• _PROBLEM DESCRIPTION_: Repeat every entry in the listing below, exactly.

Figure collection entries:

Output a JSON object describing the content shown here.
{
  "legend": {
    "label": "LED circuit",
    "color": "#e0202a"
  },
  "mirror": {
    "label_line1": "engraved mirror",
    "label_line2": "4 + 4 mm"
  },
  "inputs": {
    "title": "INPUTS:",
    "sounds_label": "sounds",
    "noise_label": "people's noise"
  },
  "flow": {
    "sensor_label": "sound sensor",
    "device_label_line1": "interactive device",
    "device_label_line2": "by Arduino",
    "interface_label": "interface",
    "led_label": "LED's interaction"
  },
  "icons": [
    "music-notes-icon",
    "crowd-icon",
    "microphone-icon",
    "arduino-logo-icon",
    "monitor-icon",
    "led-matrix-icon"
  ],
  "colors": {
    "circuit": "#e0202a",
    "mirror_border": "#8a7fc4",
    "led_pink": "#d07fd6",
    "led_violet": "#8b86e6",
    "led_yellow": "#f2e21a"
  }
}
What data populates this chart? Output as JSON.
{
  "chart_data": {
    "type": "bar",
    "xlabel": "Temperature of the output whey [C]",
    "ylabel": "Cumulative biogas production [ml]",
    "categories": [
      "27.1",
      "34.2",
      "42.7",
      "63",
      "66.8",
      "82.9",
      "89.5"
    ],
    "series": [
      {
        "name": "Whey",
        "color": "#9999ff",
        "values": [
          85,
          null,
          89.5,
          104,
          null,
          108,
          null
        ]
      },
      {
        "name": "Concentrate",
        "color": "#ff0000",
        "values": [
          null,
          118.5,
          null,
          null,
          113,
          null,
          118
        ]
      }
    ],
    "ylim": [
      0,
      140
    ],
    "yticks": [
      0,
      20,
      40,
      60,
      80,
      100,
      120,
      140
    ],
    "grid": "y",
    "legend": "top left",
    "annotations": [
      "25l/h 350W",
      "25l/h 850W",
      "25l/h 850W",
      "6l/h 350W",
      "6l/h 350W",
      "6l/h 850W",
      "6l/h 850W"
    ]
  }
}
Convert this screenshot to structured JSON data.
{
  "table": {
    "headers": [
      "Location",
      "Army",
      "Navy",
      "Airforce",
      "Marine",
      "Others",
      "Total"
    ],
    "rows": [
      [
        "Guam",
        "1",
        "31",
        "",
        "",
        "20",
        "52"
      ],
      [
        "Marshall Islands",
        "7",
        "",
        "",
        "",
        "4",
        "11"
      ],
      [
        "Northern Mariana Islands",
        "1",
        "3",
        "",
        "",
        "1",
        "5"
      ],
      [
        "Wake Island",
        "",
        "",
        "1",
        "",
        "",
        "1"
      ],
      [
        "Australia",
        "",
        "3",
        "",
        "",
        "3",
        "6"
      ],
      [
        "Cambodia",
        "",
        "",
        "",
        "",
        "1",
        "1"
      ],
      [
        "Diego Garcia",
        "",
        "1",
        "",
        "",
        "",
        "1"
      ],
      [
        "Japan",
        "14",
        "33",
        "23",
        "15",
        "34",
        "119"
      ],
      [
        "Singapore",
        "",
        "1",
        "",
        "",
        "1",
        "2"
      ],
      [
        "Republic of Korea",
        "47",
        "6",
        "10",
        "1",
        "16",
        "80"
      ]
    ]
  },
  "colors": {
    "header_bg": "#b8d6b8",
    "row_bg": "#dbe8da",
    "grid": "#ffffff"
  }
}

• _COMPLETE RESPONSE_:
Output a JSON object describing the content shown here.
{
  "legend": {
    "label": "LED circuit",
    "color": "#e0202a"
  },
  "mirror": {
    "label_line1": "engraved mirror",
    "label_line2": "4 + 4 mm"
  },
  "inputs": {
    "title": "INPUTS:",
    "sounds_label": "sounds",
    "noise_label": "people's noise"
  },
  "flow": {
    "sensor_label": "sound sensor",
    "device_label_line1": "interactive device",
    "device_label_line2": "by Arduino",
    "interface_label": "interface",
    "led_label": "LED's interaction"
  },
  "icons": [
    "music-notes-icon",
    "crowd-icon",
    "microphone-icon",
    "arduino-logo-icon",
    "monitor-icon",
    "led-matrix-icon"
  ],
  "colors": {
    "circuit": "#e0202a",
    "mirror_border": "#8a7fc4",
    "led_pink": "#d07fd6",
    "led_violet": "#8b86e6",
    "led_yellow": "#f2e21a"
  }
}
What data populates this chart? Output as JSON.
{
  "chart_data": {
    "type": "bar",
    "xlabel": "Temperature of the output whey [C]",
    "ylabel": "Cumulative biogas production [ml]",
    "categories": [
      "27.1",
      "34.2",
      "42.7",
      "63",
      "66.8",
      "82.9",
      "89.5"
    ],
    "series": [
      {
        "name": "Whey",
        "color": "#9999ff",
        "values": [
          85,
          null,
          89.5,
          104,
          null,
          108,
          null
        ]
      },
      {
        "name": "Concentrate",
        "color": "#ff0000",
        "values": [
          null,
          118.5,
          null,
          null,
          113,
          null,
          118
        ]
      }
    ],
    "ylim": [
      0,
      140
    ],
    "yticks": [
      0,
      20,
      40,
      60,
      80,
      100,
      120,
      140
    ],
    "grid": "y",
    "legend": "top left",
    "annotations": [
      "25l/h 350W",
      "25l/h 850W",
      "25l/h 850W",
      "6l/h 350W",
      "6l/h 350W",
      "6l/h 850W",
      "6l/h 850W"
    ]
  }
}
Convert this screenshot to structured JSON data.
{
  "table": {
    "headers": [
      "Location",
      "Army",
      "Navy",
      "Airforce",
      "Marine",
      "Others",
      "Total"
    ],
    "rows": [
      [
        "Guam",
        "1",
        "31",
        "",
        "",
        "20",
        "52"
      ],
      [
        "Marshall Islands",
        "7",
        "",
        "",
        "",
        "4",
        "11"
      ],
      [
        "Northern Mariana Islands",
        "1",
        "3",
        "",
        "",
        "1",
        "5"
      ],
      [
        "Wake Island",
        "",
        "",
        "1",
        "",
        "",
        "1"
      ],
      [
        "Australia",
        "",
        "3",
        "",
        "",
        "3",
        "6"
      ],
      [
        "Cambodia",
        "",
        "",
        "",
        "",
        "1",
        "1"
      ],
      [
        "Diego Garcia",
        "",
        "1",
        "",
        "",
        "",
        "1"
      ],
      [
        "Japan",
        "14",
        "33",
        "23",
        "15",
        "34",
        "119"
      ],
      [
        "Singapore",
        "",
        "1",
        "",
        "",
        "1",
        "2"
      ],
      [
        "Republic of Korea",
        "47",
        "6",
        "10",
        "1",
        "16",
        "80"
      ]
    ]
  },
  "colors": {
    "header_bg": "#b8d6b8",
    "row_bg": "#dbe8da",
    "grid": "#ffffff"
  }
}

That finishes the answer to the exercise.